(Saved data entries)
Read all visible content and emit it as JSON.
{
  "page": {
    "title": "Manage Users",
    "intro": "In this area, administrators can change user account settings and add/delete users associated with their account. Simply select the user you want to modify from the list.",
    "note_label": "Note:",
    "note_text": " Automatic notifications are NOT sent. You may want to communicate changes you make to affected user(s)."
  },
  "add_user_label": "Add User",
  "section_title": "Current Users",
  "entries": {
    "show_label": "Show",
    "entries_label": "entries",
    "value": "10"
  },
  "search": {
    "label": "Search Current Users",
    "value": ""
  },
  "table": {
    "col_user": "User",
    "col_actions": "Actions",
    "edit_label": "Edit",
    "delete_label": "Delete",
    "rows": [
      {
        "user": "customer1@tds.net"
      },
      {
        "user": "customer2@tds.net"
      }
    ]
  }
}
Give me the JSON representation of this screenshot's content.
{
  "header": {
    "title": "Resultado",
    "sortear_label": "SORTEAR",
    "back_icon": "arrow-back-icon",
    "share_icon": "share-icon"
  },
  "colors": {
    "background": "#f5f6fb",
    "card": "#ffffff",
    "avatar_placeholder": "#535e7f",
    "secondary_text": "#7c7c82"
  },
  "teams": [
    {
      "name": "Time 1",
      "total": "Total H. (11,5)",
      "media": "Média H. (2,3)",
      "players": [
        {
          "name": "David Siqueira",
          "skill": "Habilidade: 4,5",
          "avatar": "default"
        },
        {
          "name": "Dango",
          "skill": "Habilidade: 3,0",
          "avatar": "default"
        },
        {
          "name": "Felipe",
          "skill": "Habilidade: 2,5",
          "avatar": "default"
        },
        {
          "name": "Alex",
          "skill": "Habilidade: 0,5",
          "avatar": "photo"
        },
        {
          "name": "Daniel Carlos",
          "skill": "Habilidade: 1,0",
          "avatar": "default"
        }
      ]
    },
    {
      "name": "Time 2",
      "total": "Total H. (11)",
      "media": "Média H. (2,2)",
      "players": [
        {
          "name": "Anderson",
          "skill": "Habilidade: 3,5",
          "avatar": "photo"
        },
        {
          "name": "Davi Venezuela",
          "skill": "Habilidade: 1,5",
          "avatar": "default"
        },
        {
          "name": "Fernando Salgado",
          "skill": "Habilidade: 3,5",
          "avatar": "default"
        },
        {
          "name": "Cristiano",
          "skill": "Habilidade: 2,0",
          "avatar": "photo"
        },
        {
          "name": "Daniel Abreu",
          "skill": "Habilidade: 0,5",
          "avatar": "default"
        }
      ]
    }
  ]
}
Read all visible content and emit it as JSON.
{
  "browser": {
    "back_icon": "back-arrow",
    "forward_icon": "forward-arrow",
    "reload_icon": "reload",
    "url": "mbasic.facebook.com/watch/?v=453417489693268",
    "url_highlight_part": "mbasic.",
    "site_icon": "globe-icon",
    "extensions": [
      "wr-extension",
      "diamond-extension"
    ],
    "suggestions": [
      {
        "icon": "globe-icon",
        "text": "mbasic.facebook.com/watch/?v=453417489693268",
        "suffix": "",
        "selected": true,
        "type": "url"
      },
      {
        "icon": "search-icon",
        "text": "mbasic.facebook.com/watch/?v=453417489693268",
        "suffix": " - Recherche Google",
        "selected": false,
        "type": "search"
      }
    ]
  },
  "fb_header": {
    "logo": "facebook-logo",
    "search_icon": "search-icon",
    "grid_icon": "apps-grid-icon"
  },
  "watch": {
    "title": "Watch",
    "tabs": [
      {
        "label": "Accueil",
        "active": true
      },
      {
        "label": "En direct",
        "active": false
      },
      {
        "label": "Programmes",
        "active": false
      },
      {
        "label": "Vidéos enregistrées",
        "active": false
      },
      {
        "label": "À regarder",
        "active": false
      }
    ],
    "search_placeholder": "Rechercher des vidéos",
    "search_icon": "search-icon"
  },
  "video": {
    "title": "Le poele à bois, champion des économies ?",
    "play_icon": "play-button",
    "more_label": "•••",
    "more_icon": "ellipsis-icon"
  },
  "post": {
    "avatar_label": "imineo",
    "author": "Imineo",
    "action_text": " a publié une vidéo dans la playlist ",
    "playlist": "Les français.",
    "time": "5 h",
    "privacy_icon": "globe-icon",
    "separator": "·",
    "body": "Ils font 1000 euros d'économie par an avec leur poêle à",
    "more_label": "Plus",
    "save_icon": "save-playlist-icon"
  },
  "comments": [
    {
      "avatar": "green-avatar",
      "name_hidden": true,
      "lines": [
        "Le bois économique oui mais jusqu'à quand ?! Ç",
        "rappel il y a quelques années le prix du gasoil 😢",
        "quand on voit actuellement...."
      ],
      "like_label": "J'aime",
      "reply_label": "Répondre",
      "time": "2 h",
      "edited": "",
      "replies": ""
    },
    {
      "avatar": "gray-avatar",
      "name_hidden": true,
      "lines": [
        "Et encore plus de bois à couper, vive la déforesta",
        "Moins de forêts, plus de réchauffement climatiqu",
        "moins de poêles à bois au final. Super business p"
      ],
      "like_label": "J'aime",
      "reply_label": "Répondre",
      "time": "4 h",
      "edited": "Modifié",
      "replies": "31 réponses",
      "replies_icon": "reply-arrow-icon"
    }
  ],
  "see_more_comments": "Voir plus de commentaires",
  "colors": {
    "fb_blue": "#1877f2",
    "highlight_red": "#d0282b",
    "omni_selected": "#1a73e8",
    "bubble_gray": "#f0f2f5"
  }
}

**WHAT YOU NEED TO DO**
From the records above, pick out and copy each line holding the word "Current".

**TASK RESULT**
  "section_title": "Current Users",
    "label": "Search Current Users",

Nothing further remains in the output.